Task directions: Locate every line below that contains the word "placeholder" and copy it.

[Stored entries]
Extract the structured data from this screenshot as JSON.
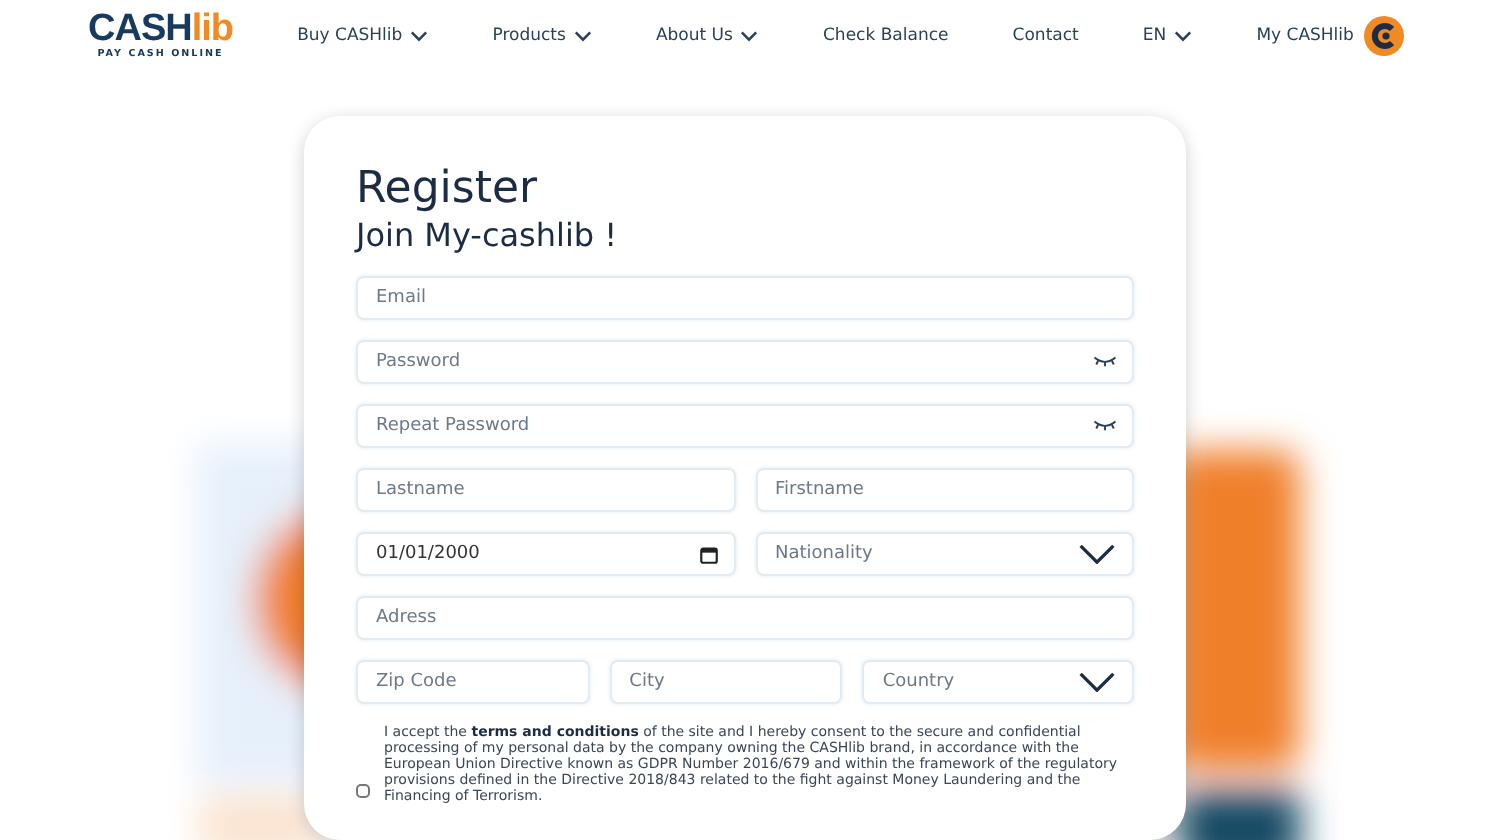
{
  "logo": {
    "brand_main": "CASH",
    "brand_accent": "lib",
    "tagline": "PAY CASH ONLINE"
  },
  "nav": [
    {
      "label": "Buy CASHlib",
      "dropdown": true
    },
    {
      "label": "Products",
      "dropdown": true
    },
    {
      "label": "About Us",
      "dropdown": true
    },
    {
      "label": "Check Balance",
      "dropdown": false
    },
    {
      "label": "Contact",
      "dropdown": false
    },
    {
      "label": "EN",
      "dropdown": true
    }
  ],
  "account": {
    "label": "My CASHlib"
  },
  "form": {
    "title": "Register",
    "subtitle": "Join My-cashlib !",
    "rows": [
      [
        {
          "kind": "text",
          "placeholder": "Email"
        }
      ],
      [
        {
          "kind": "password",
          "placeholder": "Password"
        }
      ],
      [
        {
          "kind": "password",
          "placeholder": "Repeat Password"
        }
      ],
      [
        {
          "kind": "text",
          "placeholder": "Lastname"
        },
        {
          "kind": "text",
          "placeholder": "Firstname"
        }
      ],
      [
        {
          "kind": "date",
          "value": "01/01/2000"
        },
        {
          "kind": "select",
          "placeholder": "Nationality"
        }
      ],
      [
        {
          "kind": "text",
          "placeholder": "Adress"
        }
      ],
      [
        {
          "kind": "text",
          "placeholder": "Zip Code"
        },
        {
          "kind": "text",
          "placeholder": "City"
        },
        {
          "kind": "select",
          "placeholder": "Country"
        }
      ]
    ],
    "consent": {
      "checked": false,
      "text": "I accept the **terms and conditions** of the site and I hereby consent to the secure and confidential processing of my personal data by the company owning the CASHlib brand, in accordance with the European Union Directive known as GDPR Number 2016/679 and within the framework of the regulatory provisions defined in the Directive 2018/843 related to the fight against Money Laundering and the Financing of Terrorism."
    }
  }
}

Finished answer:
          "placeholder": "Email"
          "placeholder": "Password"
          "placeholder": "Repeat Password"
          "placeholder": "Lastname"
          "placeholder": "Firstname"
          "placeholder": "Nationality"
          "placeholder": "Adress"
          "placeholder": "Zip Code"
          "placeholder": "City"
          "placeholder": "Country"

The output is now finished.